## What the exercise asks
List every line of the records below that contains the string "aerial".

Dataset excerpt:
--- Begin ---
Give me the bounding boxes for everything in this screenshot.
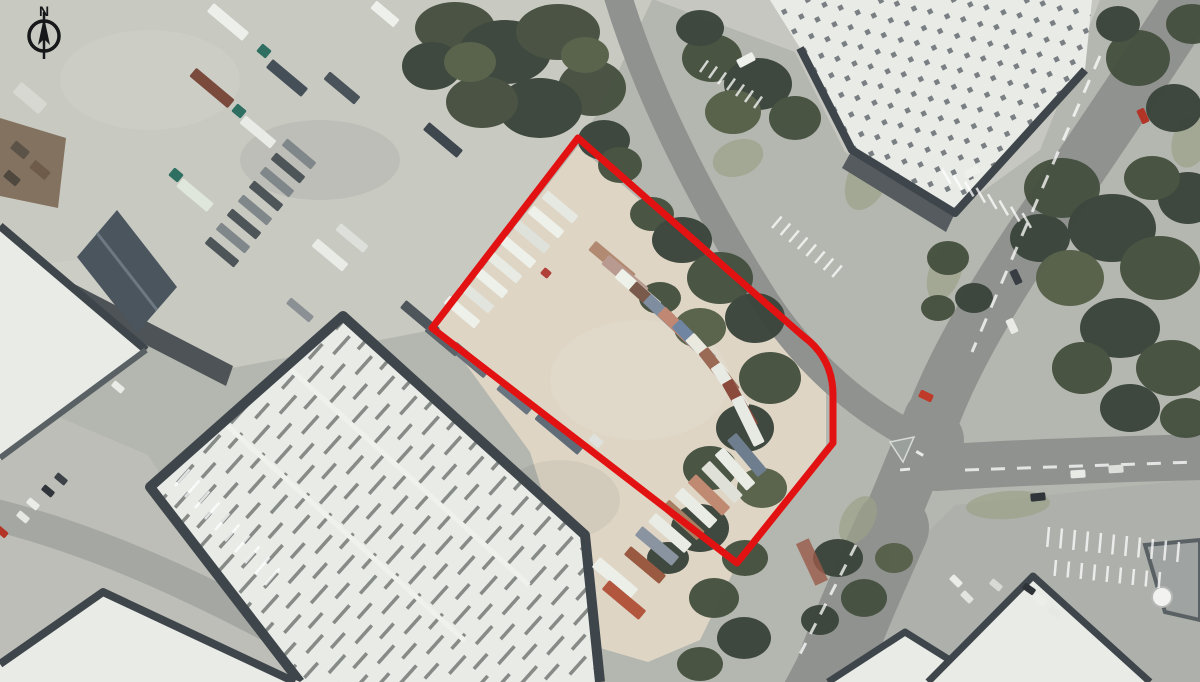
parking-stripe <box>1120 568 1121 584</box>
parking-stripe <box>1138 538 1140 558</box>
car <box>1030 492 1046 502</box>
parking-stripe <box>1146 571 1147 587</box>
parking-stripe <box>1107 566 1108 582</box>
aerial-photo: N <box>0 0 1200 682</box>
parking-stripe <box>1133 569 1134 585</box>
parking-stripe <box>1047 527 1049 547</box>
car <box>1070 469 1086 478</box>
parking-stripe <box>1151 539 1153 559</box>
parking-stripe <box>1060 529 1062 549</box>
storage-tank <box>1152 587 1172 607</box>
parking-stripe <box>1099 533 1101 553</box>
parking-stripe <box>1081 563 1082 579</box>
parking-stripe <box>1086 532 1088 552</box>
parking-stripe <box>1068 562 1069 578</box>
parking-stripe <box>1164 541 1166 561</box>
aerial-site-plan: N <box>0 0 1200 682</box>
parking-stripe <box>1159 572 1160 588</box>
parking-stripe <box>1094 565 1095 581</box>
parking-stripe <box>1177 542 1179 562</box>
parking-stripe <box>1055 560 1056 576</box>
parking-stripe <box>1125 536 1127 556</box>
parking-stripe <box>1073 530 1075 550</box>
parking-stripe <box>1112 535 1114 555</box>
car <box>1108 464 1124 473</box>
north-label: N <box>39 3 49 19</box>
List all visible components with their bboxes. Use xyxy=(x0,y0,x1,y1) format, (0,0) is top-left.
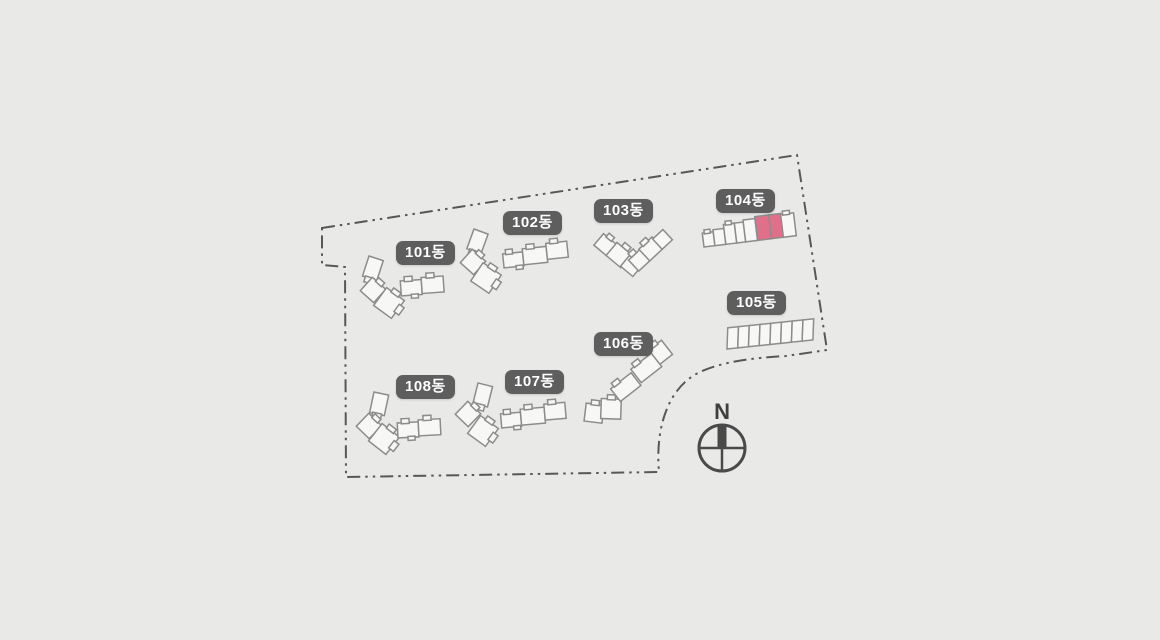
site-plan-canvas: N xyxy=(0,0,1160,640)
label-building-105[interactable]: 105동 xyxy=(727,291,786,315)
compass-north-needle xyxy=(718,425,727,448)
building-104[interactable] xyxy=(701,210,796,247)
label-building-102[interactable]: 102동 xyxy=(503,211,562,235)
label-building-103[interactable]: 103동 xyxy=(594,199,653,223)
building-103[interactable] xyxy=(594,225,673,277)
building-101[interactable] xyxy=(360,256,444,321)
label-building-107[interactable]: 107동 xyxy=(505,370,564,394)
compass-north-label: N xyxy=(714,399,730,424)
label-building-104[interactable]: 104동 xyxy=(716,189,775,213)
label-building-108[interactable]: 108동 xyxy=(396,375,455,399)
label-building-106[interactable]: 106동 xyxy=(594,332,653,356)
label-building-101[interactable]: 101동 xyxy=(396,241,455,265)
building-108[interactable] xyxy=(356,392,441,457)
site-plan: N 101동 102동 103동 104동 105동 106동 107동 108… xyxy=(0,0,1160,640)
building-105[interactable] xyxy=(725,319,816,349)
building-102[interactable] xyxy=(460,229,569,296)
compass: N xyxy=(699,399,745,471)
--- End ---
## Task response
aerial-photo: N <box>0 0 1200 682</box>
aerial-site-plan: N <box>0 0 1200 682</box>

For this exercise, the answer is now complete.